> PROBLEM STATEMENT
Each line of the material below should be reproduced exactly.

> RECORDS FOR THE TASK
•••••

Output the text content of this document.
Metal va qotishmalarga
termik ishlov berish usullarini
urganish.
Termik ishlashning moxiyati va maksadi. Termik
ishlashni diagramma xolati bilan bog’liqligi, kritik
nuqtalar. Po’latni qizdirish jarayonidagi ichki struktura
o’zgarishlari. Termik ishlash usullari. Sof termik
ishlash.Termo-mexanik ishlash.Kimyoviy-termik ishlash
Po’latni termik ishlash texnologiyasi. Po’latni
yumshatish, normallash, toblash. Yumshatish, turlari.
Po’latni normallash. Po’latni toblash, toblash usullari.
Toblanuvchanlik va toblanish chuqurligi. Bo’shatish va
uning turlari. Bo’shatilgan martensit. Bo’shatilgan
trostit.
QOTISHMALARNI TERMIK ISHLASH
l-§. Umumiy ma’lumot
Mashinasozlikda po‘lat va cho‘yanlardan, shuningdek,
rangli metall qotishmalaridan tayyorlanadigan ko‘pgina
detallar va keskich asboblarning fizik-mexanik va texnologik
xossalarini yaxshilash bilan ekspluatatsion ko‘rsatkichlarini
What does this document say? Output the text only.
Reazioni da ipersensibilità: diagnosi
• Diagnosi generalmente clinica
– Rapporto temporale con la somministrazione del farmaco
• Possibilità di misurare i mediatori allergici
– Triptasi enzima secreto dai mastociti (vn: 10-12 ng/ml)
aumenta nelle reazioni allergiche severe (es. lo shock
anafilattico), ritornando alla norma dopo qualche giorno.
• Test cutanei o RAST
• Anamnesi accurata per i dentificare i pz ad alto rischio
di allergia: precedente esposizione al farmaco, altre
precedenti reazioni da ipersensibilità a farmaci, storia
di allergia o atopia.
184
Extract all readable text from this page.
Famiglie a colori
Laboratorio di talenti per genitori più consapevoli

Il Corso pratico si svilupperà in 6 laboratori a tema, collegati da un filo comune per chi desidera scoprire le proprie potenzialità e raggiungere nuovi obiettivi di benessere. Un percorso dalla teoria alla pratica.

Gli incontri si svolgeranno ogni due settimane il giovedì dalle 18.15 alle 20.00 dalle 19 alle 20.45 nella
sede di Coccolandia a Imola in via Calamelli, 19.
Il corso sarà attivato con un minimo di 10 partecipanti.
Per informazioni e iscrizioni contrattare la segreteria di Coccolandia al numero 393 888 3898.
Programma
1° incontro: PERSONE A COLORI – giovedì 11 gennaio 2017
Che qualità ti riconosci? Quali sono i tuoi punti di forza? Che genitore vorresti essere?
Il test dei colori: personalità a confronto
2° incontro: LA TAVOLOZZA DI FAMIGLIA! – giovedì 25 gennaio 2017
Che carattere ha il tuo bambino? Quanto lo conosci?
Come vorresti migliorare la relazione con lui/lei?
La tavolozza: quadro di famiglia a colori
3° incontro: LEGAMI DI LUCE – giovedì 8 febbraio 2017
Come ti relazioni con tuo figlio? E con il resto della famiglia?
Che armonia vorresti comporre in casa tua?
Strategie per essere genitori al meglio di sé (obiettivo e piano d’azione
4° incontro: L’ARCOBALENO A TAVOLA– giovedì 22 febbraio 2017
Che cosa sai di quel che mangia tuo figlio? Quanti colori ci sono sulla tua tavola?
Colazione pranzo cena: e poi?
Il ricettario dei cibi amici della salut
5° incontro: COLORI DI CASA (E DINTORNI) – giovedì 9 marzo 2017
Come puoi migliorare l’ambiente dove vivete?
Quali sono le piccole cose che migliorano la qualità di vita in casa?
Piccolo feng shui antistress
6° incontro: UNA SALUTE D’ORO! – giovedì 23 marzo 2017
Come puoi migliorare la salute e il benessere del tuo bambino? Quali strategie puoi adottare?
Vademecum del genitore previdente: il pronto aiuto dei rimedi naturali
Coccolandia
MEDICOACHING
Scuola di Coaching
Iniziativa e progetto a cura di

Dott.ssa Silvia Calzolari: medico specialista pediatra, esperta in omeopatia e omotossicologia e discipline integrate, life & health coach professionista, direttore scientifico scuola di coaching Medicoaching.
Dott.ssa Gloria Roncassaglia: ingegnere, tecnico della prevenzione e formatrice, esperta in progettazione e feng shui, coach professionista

•••••

> PROBLEM SOLUTION
Output the text content of this document.
Metal va qotishmalarga
termik ishlov berish usullarini
urganish.
Termik ishlashning moxiyati va maksadi. Termik
ishlashni diagramma xolati bilan bog’liqligi, kritik
nuqtalar. Po’latni qizdirish jarayonidagi ichki struktura
o’zgarishlari. Termik ishlash usullari. Sof termik
ishlash.Termo-mexanik ishlash.Kimyoviy-termik ishlash
Po’latni termik ishlash texnologiyasi. Po’latni
yumshatish, normallash, toblash. Yumshatish, turlari.
Po’latni normallash. Po’latni toblash, toblash usullari.
Toblanuvchanlik va toblanish chuqurligi. Bo’shatish va
uning turlari. Bo’shatilgan martensit. Bo’shatilgan
trostit.
QOTISHMALARNI TERMIK ISHLASH
l-§. Umumiy ma’lumot
Mashinasozlikda po‘lat va cho‘yanlardan, shuningdek,
rangli metall qotishmalaridan tayyorlanadigan ko‘pgina
detallar va keskich asboblarning fizik-mexanik va texnologik
xossalarini yaxshilash bilan ekspluatatsion ko‘rsatkichlarini
What does this document say? Output the text only.
Reazioni da ipersensibilità: diagnosi
• Diagnosi generalmente clinica
– Rapporto temporale con la somministrazione del farmaco
• Possibilità di misurare i mediatori allergici
– Triptasi enzima secreto dai mastociti (vn: 10-12 ng/ml)
aumenta nelle reazioni allergiche severe (es. lo shock
anafilattico), ritornando alla norma dopo qualche giorno.
• Test cutanei o RAST
• Anamnesi accurata per i dentificare i pz ad alto rischio
di allergia: precedente esposizione al farmaco, altre
precedenti reazioni da ipersensibilità a farmaci, storia
di allergia o atopia.
184
Extract all readable text from this page.
Famiglie a colori
Laboratorio di talenti per genitori più consapevoli

Il Corso pratico si svilupperà in 6 laboratori a tema, collegati da un filo comune per chi desidera scoprire le proprie potenzialità e raggiungere nuovi obiettivi di benessere. Un percorso dalla teoria alla pratica.

Gli incontri si svolgeranno ogni due settimane il giovedì dalle 18.15 alle 20.00 dalle 19 alle 20.45 nella
sede di Coccolandia a Imola in via Calamelli, 19.
Il corso sarà attivato con un minimo di 10 partecipanti.
Per informazioni e iscrizioni contrattare la segreteria di Coccolandia al numero 393 888 3898.
Programma
1° incontro: PERSONE A COLORI – giovedì 11 gennaio 2017
Che qualità ti riconosci? Quali sono i tuoi punti di forza? Che genitore vorresti essere?
Il test dei colori: personalità a confronto
2° incontro: LA TAVOLOZZA DI FAMIGLIA! – giovedì 25 gennaio 2017
Che carattere ha il tuo bambino? Quanto lo conosci?
Come vorresti migliorare la relazione con lui/lei?
La tavolozza: quadro di famiglia a colori
3° incontro: LEGAMI DI LUCE – giovedì 8 febbraio 2017
Come ti relazioni con tuo figlio? E con il resto della famiglia?
Che armonia vorresti comporre in casa tua?
Strategie per essere genitori al meglio di sé (obiettivo e piano d’azione
4° incontro: L’ARCOBALENO A TAVOLA– giovedì 22 febbraio 2017
Che cosa sai di quel che mangia tuo figlio? Quanti colori ci sono sulla tua tavola?
Colazione pranzo cena: e poi?
Il ricettario dei cibi amici della salut
5° incontro: COLORI DI CASA (E DINTORNI) – giovedì 9 marzo 2017
Come puoi migliorare l’ambiente dove vivete?
Quali sono le piccole cose che migliorano la qualità di vita in casa?
Piccolo feng shui antistress
6° incontro: UNA SALUTE D’ORO! – giovedì 23 marzo 2017
Come puoi migliorare la salute e il benessere del tuo bambino? Quali strategie puoi adottare?
Vademecum del genitore previdente: il pronto aiuto dei rimedi naturali
Coccolandia
MEDICOACHING
Scuola di Coaching
Iniziativa e progetto a cura di

Dott.ssa Silvia Calzolari: medico specialista pediatra, esperta in omeopatia e omotossicologia e discipline integrate, life & health coach professionista, direttore scientifico scuola di coaching Medicoaching.
Dott.ssa Gloria Roncassaglia: ingegnere, tecnico della prevenzione e formatrice, esperta in progettazione e feng shui, coach professionista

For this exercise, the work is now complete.